▶ [WRITTEN PROBLEM]
Read through the entries below and return each line with the word "wiele".
+---+
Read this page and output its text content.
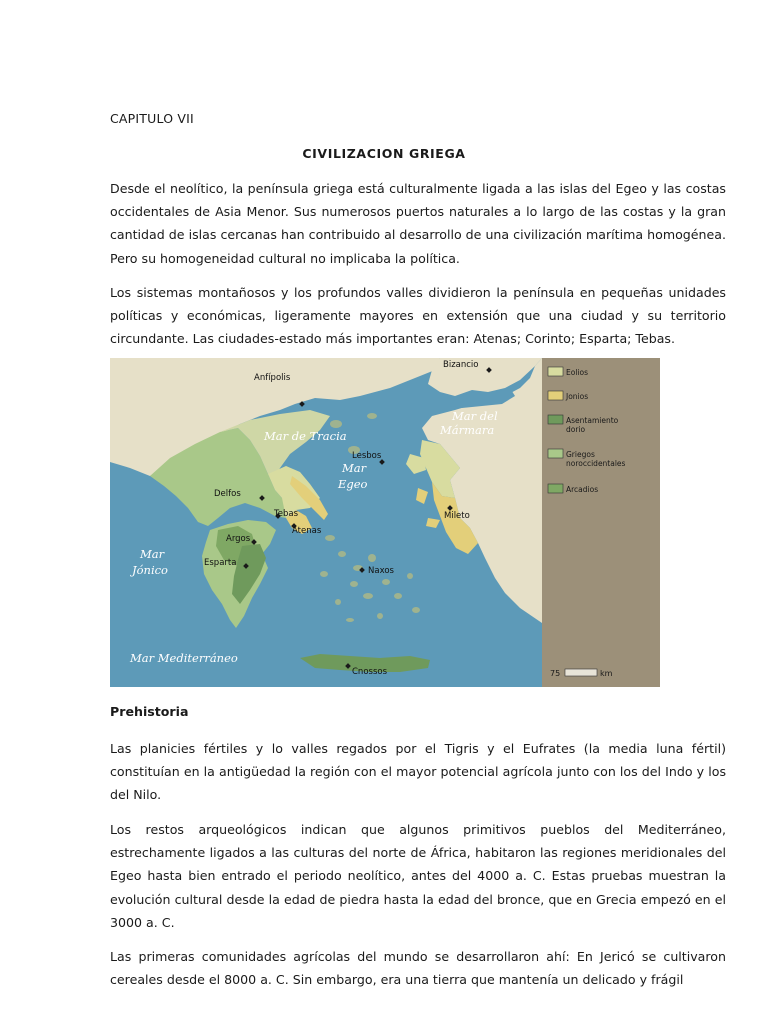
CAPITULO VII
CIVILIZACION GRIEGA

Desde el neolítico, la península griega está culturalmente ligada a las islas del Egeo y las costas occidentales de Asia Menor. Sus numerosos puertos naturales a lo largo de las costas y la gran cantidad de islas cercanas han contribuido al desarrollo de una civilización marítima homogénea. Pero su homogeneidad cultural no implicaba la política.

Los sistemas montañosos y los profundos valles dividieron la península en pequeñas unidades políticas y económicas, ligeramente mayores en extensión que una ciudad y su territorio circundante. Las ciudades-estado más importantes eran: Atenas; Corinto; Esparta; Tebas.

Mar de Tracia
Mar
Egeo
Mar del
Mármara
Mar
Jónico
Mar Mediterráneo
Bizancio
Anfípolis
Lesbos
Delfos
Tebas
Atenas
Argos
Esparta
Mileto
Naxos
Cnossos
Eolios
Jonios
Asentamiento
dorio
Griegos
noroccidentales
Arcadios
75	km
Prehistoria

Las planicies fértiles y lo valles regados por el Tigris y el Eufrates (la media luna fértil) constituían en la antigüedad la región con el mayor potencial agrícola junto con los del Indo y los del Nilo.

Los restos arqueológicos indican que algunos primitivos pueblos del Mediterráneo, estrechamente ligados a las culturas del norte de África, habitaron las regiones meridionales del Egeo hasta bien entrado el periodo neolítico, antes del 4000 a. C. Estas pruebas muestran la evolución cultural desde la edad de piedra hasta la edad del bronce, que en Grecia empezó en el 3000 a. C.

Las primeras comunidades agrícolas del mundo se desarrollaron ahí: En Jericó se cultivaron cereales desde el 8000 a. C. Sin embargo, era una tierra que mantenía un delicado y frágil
+---+
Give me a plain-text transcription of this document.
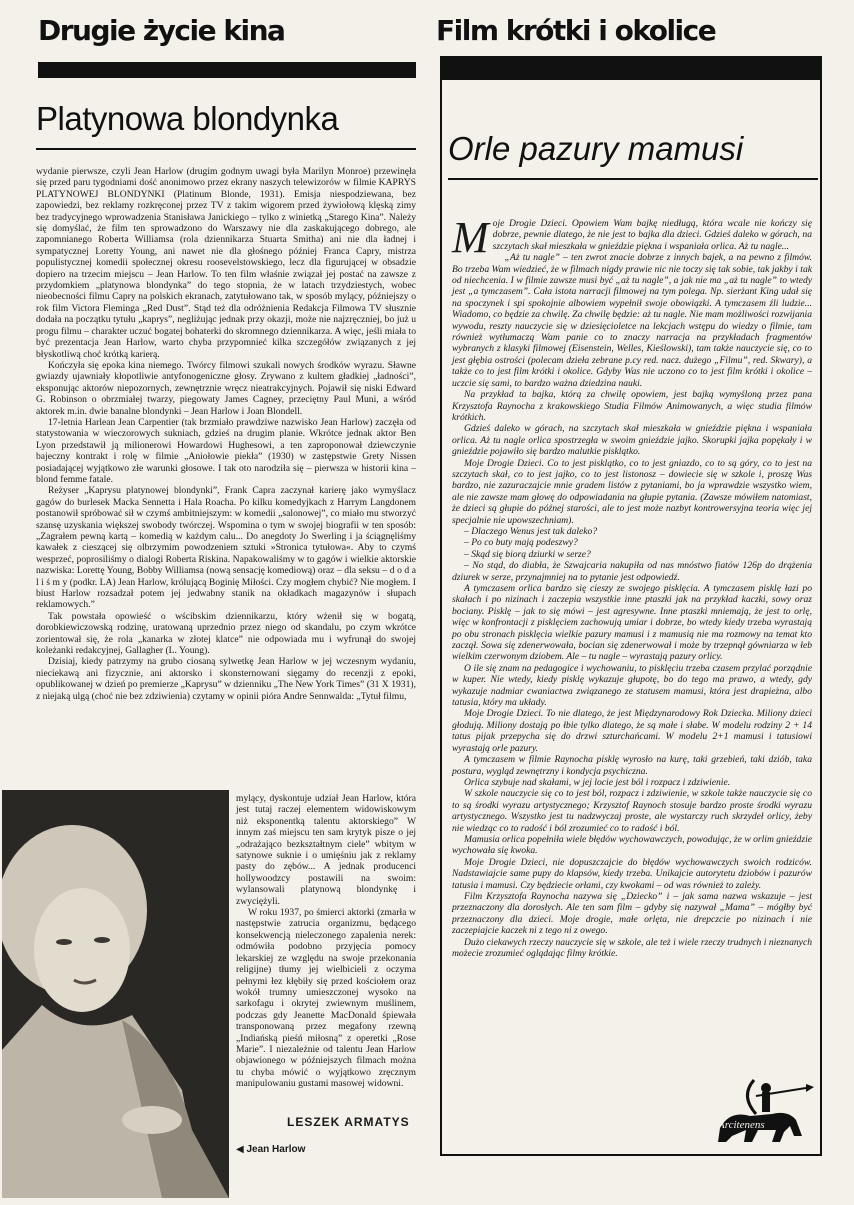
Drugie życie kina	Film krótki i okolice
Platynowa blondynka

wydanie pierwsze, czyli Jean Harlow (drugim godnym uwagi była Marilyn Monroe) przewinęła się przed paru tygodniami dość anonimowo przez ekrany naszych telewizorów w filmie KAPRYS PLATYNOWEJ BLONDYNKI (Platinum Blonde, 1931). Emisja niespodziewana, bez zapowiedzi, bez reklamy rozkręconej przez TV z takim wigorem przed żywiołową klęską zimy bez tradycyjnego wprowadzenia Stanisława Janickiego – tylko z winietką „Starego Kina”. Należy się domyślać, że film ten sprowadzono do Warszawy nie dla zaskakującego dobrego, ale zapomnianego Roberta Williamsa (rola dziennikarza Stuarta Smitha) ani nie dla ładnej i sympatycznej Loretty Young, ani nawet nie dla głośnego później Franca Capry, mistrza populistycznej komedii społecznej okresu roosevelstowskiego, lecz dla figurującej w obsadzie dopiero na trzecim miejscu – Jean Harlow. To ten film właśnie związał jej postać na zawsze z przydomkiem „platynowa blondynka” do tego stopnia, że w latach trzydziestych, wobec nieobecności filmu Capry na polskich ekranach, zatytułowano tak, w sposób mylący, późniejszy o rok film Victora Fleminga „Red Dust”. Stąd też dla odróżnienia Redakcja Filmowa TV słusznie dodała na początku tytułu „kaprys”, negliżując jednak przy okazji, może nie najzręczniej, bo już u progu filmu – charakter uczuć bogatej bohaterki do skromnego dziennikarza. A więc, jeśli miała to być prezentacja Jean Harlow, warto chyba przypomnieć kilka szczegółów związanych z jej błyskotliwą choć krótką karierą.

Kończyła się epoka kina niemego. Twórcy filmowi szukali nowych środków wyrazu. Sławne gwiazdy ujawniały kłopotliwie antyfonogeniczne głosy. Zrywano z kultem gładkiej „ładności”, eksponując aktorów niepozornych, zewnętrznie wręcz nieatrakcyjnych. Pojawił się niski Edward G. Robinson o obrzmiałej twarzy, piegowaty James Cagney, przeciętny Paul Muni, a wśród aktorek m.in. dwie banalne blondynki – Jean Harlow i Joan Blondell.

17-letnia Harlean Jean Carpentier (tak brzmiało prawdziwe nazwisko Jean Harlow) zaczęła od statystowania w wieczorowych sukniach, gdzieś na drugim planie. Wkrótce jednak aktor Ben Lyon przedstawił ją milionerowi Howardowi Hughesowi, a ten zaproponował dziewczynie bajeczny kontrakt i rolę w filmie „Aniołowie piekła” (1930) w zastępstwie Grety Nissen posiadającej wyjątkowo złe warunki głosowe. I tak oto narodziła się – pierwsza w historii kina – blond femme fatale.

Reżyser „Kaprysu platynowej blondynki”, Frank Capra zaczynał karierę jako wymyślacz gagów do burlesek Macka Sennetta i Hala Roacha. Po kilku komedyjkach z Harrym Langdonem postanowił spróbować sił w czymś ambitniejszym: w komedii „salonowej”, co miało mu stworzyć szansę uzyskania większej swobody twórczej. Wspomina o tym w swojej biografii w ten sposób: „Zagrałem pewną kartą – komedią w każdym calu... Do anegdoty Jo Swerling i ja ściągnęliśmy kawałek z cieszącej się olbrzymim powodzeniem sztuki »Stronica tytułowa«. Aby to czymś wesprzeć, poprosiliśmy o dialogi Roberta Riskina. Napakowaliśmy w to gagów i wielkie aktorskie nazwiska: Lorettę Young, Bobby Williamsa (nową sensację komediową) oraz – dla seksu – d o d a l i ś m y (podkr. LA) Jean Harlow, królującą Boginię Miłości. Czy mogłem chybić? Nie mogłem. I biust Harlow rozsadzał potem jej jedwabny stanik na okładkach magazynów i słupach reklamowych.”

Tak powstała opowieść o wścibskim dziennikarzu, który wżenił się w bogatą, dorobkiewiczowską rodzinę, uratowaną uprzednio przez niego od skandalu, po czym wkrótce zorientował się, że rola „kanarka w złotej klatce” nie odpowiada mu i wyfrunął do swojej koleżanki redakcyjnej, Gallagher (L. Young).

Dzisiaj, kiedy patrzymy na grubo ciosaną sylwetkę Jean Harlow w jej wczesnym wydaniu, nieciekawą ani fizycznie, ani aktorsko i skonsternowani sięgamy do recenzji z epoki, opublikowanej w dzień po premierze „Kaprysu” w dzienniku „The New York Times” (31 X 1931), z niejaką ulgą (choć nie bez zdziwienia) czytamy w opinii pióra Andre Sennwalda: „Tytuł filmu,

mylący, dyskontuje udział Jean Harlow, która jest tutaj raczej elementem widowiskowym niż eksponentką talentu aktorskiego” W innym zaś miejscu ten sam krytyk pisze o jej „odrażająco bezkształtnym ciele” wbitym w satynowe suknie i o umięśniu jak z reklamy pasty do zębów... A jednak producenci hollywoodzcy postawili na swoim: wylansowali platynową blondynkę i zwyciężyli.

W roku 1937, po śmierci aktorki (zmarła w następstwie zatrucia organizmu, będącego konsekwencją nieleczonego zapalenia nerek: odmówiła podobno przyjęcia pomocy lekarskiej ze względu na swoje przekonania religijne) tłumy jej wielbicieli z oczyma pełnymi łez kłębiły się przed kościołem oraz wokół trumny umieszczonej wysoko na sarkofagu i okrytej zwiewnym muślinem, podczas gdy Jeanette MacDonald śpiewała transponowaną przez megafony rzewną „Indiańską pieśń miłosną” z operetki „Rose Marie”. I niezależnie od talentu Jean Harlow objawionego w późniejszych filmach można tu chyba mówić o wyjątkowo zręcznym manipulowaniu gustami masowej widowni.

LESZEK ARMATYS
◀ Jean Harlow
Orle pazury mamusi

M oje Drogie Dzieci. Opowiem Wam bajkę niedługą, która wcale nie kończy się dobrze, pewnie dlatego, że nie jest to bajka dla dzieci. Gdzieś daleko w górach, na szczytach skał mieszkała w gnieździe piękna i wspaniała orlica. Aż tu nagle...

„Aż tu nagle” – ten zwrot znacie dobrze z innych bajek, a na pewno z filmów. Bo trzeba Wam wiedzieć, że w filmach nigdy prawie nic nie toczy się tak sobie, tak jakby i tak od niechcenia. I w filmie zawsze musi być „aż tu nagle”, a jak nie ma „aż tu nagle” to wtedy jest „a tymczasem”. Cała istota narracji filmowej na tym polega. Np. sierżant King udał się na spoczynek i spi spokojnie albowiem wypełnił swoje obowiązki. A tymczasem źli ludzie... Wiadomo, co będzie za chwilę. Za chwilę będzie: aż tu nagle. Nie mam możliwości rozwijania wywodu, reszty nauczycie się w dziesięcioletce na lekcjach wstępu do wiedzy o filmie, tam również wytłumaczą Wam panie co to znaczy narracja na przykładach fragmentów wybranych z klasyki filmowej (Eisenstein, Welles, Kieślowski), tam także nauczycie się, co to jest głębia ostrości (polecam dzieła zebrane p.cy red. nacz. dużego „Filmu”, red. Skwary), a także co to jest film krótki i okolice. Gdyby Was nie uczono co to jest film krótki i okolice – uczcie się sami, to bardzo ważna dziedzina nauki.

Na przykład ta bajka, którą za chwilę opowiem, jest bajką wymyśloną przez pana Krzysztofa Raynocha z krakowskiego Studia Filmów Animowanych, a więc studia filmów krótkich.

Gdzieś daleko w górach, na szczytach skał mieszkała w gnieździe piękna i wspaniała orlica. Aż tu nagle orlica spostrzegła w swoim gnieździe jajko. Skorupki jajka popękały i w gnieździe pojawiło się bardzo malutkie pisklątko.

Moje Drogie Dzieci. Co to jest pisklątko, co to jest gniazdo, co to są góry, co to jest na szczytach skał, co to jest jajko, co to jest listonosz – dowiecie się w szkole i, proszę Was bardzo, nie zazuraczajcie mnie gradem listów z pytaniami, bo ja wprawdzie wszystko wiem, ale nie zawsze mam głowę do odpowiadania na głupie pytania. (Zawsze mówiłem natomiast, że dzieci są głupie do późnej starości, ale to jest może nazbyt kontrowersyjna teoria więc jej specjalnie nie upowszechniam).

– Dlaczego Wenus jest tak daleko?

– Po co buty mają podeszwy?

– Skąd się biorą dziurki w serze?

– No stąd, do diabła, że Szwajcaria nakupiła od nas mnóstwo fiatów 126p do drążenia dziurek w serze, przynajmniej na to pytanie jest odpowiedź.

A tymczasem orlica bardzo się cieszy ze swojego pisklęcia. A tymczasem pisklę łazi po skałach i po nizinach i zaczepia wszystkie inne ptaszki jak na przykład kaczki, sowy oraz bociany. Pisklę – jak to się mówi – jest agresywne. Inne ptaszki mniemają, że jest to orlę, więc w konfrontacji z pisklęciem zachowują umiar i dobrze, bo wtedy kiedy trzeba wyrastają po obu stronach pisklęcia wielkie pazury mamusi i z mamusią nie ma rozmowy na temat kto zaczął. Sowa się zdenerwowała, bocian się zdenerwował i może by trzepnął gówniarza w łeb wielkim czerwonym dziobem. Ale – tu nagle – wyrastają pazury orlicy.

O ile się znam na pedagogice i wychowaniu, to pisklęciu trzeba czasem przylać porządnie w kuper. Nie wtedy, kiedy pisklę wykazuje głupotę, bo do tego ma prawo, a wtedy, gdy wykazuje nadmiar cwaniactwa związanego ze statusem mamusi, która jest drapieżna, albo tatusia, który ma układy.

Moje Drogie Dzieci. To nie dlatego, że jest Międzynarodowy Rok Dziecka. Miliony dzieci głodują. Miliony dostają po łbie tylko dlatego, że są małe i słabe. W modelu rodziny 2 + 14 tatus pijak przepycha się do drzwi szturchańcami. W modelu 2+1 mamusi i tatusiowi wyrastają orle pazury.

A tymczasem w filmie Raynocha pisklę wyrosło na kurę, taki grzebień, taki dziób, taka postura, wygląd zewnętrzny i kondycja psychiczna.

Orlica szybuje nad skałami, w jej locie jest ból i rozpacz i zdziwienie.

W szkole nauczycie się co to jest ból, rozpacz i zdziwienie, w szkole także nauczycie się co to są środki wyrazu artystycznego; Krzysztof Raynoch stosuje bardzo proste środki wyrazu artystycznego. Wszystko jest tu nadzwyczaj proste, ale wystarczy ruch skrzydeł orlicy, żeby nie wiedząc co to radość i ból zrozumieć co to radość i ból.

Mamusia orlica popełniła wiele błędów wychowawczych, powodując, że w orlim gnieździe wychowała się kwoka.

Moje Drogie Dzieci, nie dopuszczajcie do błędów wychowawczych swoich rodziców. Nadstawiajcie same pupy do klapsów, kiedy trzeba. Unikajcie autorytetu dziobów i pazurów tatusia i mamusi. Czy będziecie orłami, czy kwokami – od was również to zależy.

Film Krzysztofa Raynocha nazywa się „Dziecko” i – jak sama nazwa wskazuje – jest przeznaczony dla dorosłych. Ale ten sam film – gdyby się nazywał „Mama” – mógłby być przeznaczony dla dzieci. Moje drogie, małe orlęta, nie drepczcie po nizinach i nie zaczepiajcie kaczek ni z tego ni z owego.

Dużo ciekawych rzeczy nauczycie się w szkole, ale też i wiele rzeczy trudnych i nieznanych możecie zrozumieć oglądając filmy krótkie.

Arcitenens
+---+
▶ [FULL OUTPUT]
Mamusia orlica popełniła wiele błędów wychowawczych, powodując, że w orlim gnieździe wychowała się kwoka.
Dużo ciekawych rzeczy nauczycie się w szkole, ale też i wiele rzeczy trudnych i nieznanych możecie zrozumieć oglądając filmy krótkie.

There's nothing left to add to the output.